Problem statement:
Repeat the material exactly, leaving nothing out.

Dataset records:
## START

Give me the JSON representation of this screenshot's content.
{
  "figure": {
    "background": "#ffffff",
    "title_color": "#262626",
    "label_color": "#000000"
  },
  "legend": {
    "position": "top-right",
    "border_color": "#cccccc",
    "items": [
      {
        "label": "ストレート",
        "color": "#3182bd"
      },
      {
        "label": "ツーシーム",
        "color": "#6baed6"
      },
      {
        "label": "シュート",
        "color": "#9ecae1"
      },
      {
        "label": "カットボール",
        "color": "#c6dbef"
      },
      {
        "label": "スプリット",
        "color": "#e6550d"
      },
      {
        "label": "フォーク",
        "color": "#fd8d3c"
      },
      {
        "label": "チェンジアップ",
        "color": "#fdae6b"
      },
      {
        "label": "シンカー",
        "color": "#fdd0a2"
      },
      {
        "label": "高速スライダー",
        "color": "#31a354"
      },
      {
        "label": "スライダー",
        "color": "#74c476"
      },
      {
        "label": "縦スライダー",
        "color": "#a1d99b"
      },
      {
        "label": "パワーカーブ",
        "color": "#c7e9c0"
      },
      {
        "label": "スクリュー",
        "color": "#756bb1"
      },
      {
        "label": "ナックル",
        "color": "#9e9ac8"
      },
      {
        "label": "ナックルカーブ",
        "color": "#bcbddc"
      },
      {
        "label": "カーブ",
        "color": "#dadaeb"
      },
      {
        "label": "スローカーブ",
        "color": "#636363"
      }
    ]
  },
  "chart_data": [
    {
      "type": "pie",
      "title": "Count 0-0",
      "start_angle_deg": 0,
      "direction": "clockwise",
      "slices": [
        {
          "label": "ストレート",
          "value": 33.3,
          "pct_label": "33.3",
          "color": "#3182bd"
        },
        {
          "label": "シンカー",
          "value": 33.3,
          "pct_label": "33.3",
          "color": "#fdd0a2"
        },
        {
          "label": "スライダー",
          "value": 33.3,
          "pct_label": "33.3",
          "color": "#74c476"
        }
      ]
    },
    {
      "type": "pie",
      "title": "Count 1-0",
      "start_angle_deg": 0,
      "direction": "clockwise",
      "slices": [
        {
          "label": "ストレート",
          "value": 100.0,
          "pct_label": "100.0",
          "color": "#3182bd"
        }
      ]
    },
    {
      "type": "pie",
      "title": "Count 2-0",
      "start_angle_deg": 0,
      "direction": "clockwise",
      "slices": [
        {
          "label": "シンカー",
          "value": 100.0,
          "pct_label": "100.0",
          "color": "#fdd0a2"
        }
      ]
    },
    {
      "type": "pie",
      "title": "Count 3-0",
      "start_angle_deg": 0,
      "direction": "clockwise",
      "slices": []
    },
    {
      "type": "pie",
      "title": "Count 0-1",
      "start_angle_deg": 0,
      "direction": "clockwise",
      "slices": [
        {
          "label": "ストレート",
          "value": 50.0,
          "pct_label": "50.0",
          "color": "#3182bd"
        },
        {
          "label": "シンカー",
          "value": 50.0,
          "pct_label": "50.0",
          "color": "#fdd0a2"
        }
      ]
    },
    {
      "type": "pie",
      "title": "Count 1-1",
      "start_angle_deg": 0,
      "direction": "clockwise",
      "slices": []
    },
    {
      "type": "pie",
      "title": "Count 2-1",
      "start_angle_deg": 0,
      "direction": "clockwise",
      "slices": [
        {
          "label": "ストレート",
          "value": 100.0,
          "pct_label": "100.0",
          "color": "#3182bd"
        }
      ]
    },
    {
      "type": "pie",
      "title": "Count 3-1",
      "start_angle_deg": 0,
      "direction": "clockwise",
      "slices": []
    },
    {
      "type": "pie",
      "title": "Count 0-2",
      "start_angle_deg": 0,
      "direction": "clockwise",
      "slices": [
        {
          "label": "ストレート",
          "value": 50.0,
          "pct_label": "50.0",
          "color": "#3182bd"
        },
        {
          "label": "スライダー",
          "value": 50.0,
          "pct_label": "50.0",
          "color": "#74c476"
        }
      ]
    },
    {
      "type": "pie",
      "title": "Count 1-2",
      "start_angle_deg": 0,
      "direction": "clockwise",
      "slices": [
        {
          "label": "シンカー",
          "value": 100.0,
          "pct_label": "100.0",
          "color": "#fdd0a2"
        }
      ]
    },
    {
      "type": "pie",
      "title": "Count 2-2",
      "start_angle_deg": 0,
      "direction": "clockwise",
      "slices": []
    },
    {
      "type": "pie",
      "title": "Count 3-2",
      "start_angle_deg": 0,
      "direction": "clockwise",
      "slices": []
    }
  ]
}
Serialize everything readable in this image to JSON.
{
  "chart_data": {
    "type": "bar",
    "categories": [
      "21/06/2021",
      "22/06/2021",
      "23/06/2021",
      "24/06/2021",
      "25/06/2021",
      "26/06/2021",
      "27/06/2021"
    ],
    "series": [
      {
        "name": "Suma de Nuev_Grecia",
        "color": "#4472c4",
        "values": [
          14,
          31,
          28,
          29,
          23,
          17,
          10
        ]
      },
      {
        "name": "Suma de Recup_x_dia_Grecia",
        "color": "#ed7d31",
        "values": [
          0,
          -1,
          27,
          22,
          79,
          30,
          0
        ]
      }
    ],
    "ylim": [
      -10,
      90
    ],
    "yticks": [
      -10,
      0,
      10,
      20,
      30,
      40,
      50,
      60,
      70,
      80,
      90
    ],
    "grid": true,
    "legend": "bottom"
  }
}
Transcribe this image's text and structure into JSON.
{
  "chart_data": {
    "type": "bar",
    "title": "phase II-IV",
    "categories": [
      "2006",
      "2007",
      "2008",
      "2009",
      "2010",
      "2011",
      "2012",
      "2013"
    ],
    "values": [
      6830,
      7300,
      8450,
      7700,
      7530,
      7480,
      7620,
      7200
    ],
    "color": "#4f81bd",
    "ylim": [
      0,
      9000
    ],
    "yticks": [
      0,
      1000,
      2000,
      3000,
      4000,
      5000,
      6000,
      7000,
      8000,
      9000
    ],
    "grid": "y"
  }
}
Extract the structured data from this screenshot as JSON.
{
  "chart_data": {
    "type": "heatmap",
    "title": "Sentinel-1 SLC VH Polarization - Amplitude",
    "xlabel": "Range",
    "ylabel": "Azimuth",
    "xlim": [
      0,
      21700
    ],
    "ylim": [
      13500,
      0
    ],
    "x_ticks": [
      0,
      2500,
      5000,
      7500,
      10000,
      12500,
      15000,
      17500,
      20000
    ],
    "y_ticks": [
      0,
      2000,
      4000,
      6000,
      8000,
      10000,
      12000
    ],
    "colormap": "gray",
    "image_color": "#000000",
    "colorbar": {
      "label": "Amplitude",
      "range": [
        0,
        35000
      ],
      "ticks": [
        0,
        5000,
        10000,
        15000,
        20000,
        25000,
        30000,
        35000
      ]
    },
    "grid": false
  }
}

## END

Result for this task:
Give me the JSON representation of this screenshot's content.
{
  "figure": {
    "background": "#ffffff",
    "title_color": "#262626",
    "label_color": "#000000"
  },
  "legend": {
    "position": "top-right",
    "border_color": "#cccccc",
    "items": [
      {
        "label": "ストレート",
        "color": "#3182bd"
      },
      {
        "label": "ツーシーム",
        "color": "#6baed6"
      },
      {
        "label": "シュート",
        "color": "#9ecae1"
      },
      {
        "label": "カットボール",
        "color": "#c6dbef"
      },
      {
        "label": "スプリット",
        "color": "#e6550d"
      },
      {
        "label": "フォーク",
        "color": "#fd8d3c"
      },
      {
        "label": "チェンジアップ",
        "color": "#fdae6b"
      },
      {
        "label": "シンカー",
        "color": "#fdd0a2"
      },
      {
        "label": "高速スライダー",
        "color": "#31a354"
      },
      {
        "label": "スライダー",
        "color": "#74c476"
      },
      {
        "label": "縦スライダー",
        "color": "#a1d99b"
      },
      {
        "label": "パワーカーブ",
        "color": "#c7e9c0"
      },
      {
        "label": "スクリュー",
        "color": "#756bb1"
      },
      {
        "label": "ナックル",
        "color": "#9e9ac8"
      },
      {
        "label": "ナックルカーブ",
        "color": "#bcbddc"
      },
      {
        "label": "カーブ",
        "color": "#dadaeb"
      },
      {
        "label": "スローカーブ",
        "color": "#636363"
      }
    ]
  },
  "chart_data": [
    {
      "type": "pie",
      "title": "Count 0-0",
      "start_angle_deg": 0,
      "direction": "clockwise",
      "slices": [
        {
          "label": "ストレート",
          "value": 33.3,
          "pct_label": "33.3",
          "color": "#3182bd"
        },
        {
          "label": "シンカー",
          "value": 33.3,
          "pct_label": "33.3",
          "color": "#fdd0a2"
        },
        {
          "label": "スライダー",
          "value": 33.3,
          "pct_label": "33.3",
          "color": "#74c476"
        }
      ]
    },
    {
      "type": "pie",
      "title": "Count 1-0",
      "start_angle_deg": 0,
      "direction": "clockwise",
      "slices": [
        {
          "label": "ストレート",
          "value": 100.0,
          "pct_label": "100.0",
          "color": "#3182bd"
        }
      ]
    },
    {
      "type": "pie",
      "title": "Count 2-0",
      "start_angle_deg": 0,
      "direction": "clockwise",
      "slices": [
        {
          "label": "シンカー",
          "value": 100.0,
          "pct_label": "100.0",
          "color": "#fdd0a2"
        }
      ]
    },
    {
      "type": "pie",
      "title": "Count 3-0",
      "start_angle_deg": 0,
      "direction": "clockwise",
      "slices": []
    },
    {
      "type": "pie",
      "title": "Count 0-1",
      "start_angle_deg": 0,
      "direction": "clockwise",
      "slices": [
        {
          "label": "ストレート",
          "value": 50.0,
          "pct_label": "50.0",
          "color": "#3182bd"
        },
        {
          "label": "シンカー",
          "value": 50.0,
          "pct_label": "50.0",
          "color": "#fdd0a2"
        }
      ]
    },
    {
      "type": "pie",
      "title": "Count 1-1",
      "start_angle_deg": 0,
      "direction": "clockwise",
      "slices": []
    },
    {
      "type": "pie",
      "title": "Count 2-1",
      "start_angle_deg": 0,
      "direction": "clockwise",
      "slices": [
        {
          "label": "ストレート",
          "value": 100.0,
          "pct_label": "100.0",
          "color": "#3182bd"
        }
      ]
    },
    {
      "type": "pie",
      "title": "Count 3-1",
      "start_angle_deg": 0,
      "direction": "clockwise",
      "slices": []
    },
    {
      "type": "pie",
      "title": "Count 0-2",
      "start_angle_deg": 0,
      "direction": "clockwise",
      "slices": [
        {
          "label": "ストレート",
          "value": 50.0,
          "pct_label": "50.0",
          "color": "#3182bd"
        },
        {
          "label": "スライダー",
          "value": 50.0,
          "pct_label": "50.0",
          "color": "#74c476"
        }
      ]
    },
    {
      "type": "pie",
      "title": "Count 1-2",
      "start_angle_deg": 0,
      "direction": "clockwise",
      "slices": [
        {
          "label": "シンカー",
          "value": 100.0,
          "pct_label": "100.0",
          "color": "#fdd0a2"
        }
      ]
    },
    {
      "type": "pie",
      "title": "Count 2-2",
      "start_angle_deg": 0,
      "direction": "clockwise",
      "slices": []
    },
    {
      "type": "pie",
      "title": "Count 3-2",
      "start_angle_deg": 0,
      "direction": "clockwise",
      "slices": []
    }
  ]
}
Serialize everything readable in this image to JSON.
{
  "chart_data": {
    "type": "bar",
    "categories": [
      "21/06/2021",
      "22/06/2021",
      "23/06/2021",
      "24/06/2021",
      "25/06/2021",
      "26/06/2021",
      "27/06/2021"
    ],
    "series": [
      {
        "name": "Suma de Nuev_Grecia",
        "color": "#4472c4",
        "values": [
          14,
          31,
          28,
          29,
          23,
          17,
          10
        ]
      },
      {
        "name": "Suma de Recup_x_dia_Grecia",
        "color": "#ed7d31",
        "values": [
          0,
          -1,
          27,
          22,
          79,
          30,
          0
        ]
      }
    ],
    "ylim": [
      -10,
      90
    ],
    "yticks": [
      -10,
      0,
      10,
      20,
      30,
      40,
      50,
      60,
      70,
      80,
      90
    ],
    "grid": true,
    "legend": "bottom"
  }
}
Transcribe this image's text and structure into JSON.
{
  "chart_data": {
    "type": "bar",
    "title": "phase II-IV",
    "categories": [
      "2006",
      "2007",
      "2008",
      "2009",
      "2010",
      "2011",
      "2012",
      "2013"
    ],
    "values": [
      6830,
      7300,
      8450,
      7700,
      7530,
      7480,
      7620,
      7200
    ],
    "color": "#4f81bd",
    "ylim": [
      0,
      9000
    ],
    "yticks": [
      0,
      1000,
      2000,
      3000,
      4000,
      5000,
      6000,
      7000,
      8000,
      9000
    ],
    "grid": "y"
  }
}
Extract the structured data from this screenshot as JSON.
{
  "chart_data": {
    "type": "heatmap",
    "title": "Sentinel-1 SLC VH Polarization - Amplitude",
    "xlabel": "Range",
    "ylabel": "Azimuth",
    "xlim": [
      0,
      21700
    ],
    "ylim": [
      13500,
      0
    ],
    "x_ticks": [
      0,
      2500,
      5000,
      7500,
      10000,
      12500,
      15000,
      17500,
      20000
    ],
    "y_ticks": [
      0,
      2000,
      4000,
      6000,
      8000,
      10000,
      12000
    ],
    "colormap": "gray",
    "image_color": "#000000",
    "colorbar": {
      "label": "Amplitude",
      "range": [
        0,
        35000
      ],
      "ticks": [
        0,
        5000,
        10000,
        15000,
        20000,
        25000,
        30000,
        35000
      ]
    },
    "grid": false
  }
}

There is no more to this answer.